===== Data excerpts
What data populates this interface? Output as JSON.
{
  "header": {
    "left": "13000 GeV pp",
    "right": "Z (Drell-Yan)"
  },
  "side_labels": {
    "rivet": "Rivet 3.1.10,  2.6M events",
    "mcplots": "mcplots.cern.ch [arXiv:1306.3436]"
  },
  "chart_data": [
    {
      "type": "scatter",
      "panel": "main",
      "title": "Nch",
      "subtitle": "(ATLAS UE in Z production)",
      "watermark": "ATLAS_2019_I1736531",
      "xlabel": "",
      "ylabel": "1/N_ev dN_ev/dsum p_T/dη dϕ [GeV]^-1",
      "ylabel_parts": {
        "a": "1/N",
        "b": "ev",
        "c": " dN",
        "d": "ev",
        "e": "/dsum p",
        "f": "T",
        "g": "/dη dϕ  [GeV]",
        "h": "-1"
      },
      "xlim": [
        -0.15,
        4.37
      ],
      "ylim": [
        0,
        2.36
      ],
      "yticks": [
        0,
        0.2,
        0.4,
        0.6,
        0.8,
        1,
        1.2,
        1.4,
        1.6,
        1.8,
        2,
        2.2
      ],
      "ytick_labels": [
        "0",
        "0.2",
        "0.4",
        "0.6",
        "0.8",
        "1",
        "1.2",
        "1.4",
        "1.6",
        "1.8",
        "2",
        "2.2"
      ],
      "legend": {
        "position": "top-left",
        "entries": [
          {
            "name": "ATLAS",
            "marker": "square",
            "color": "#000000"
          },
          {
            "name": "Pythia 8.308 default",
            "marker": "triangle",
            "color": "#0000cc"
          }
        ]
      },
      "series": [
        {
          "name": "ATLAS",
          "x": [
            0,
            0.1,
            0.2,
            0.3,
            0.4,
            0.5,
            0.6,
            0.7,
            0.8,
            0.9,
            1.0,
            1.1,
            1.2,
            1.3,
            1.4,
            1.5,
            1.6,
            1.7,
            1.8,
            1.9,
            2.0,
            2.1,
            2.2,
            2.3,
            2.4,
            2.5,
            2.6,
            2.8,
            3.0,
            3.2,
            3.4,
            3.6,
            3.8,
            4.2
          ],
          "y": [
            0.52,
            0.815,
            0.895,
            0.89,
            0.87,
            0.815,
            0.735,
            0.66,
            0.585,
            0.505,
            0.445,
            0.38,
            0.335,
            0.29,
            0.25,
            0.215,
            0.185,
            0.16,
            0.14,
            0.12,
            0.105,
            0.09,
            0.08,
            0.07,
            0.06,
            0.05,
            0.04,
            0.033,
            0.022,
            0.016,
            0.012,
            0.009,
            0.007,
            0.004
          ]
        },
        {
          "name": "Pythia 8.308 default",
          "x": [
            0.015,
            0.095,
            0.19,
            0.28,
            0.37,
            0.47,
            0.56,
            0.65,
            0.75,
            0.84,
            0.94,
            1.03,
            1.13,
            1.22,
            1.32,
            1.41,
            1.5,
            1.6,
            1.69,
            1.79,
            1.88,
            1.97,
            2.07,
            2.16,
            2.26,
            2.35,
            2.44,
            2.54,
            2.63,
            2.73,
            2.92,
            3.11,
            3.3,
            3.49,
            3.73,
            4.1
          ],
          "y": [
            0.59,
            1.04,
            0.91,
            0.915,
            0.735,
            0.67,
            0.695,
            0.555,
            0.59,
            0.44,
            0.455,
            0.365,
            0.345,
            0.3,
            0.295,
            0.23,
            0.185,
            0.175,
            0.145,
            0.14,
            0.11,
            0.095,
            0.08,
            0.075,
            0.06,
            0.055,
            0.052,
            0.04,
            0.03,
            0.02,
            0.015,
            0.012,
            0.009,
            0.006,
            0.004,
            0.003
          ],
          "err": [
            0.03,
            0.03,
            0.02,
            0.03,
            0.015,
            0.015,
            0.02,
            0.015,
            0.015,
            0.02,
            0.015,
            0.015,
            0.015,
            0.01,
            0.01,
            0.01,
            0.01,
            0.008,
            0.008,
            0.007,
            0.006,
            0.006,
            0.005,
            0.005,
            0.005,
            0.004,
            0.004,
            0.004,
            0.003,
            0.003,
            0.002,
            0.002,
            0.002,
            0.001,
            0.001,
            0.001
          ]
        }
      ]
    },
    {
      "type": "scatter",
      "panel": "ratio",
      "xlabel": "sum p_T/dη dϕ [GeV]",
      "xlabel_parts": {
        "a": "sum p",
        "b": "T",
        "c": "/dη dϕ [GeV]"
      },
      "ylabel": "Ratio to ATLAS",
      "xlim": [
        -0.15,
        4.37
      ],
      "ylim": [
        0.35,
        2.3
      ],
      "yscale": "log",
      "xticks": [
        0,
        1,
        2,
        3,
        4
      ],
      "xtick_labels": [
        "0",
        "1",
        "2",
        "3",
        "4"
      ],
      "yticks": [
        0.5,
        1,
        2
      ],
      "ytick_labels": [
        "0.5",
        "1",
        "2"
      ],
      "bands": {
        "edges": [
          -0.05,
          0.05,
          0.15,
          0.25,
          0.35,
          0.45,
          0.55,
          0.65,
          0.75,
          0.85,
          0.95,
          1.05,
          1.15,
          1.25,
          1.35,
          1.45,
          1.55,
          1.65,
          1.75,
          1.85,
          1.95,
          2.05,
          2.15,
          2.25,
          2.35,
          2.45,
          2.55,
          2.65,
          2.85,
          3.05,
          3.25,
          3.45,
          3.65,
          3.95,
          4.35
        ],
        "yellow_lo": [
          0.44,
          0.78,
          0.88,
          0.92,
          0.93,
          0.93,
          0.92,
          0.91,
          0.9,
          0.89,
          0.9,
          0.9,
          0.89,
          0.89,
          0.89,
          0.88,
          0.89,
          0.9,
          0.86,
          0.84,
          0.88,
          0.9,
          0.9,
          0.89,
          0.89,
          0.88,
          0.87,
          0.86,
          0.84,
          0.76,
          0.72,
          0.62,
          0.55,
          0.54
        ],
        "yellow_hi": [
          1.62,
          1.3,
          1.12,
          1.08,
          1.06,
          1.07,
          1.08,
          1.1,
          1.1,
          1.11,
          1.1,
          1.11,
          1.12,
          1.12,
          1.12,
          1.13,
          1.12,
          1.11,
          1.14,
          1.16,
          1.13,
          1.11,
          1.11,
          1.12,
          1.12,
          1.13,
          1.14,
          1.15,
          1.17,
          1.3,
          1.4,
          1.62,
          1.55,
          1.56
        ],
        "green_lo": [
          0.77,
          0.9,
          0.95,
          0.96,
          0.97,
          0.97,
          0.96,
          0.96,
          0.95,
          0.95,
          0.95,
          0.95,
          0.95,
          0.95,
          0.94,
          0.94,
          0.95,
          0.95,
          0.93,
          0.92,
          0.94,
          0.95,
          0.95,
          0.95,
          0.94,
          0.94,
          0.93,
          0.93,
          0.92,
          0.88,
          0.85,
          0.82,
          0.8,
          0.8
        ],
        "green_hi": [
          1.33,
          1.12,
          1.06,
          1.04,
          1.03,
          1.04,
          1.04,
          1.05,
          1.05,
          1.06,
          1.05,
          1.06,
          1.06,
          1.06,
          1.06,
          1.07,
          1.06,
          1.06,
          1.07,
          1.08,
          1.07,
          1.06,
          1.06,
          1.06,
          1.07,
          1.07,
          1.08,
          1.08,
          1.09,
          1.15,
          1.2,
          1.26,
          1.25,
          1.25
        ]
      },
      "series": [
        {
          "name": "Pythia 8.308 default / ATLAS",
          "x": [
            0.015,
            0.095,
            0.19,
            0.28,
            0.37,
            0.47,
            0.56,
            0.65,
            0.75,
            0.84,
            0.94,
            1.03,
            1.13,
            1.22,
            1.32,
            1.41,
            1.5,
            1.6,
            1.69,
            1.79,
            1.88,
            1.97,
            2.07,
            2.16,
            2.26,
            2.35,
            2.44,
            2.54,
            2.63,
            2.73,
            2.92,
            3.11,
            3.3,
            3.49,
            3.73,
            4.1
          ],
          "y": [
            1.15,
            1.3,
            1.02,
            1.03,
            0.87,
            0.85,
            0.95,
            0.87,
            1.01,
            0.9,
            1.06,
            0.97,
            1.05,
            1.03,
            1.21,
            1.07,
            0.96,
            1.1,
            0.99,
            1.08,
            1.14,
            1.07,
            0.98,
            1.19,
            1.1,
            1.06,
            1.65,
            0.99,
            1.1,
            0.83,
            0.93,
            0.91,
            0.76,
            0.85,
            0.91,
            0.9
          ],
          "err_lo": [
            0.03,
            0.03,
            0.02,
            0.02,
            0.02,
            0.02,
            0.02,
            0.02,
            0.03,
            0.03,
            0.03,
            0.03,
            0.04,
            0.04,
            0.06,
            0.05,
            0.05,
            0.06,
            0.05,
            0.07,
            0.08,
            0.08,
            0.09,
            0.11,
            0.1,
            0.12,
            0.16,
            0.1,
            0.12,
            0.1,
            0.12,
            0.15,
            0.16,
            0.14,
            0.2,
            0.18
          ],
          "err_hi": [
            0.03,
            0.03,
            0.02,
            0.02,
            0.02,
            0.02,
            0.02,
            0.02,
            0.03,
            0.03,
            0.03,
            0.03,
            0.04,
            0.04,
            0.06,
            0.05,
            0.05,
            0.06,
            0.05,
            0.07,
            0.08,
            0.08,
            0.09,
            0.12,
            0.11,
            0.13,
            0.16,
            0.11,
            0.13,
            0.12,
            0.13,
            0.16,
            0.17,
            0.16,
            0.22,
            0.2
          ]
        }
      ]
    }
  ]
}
==========
Report each line in the data that holds the word "name".

            "name": "ATLAS",
            "name": "Pythia 8.308 default",
          "name": "ATLAS",
          "name": "Pythia 8.308 default",
          "name": "Pythia 8.308 default / ATLAS",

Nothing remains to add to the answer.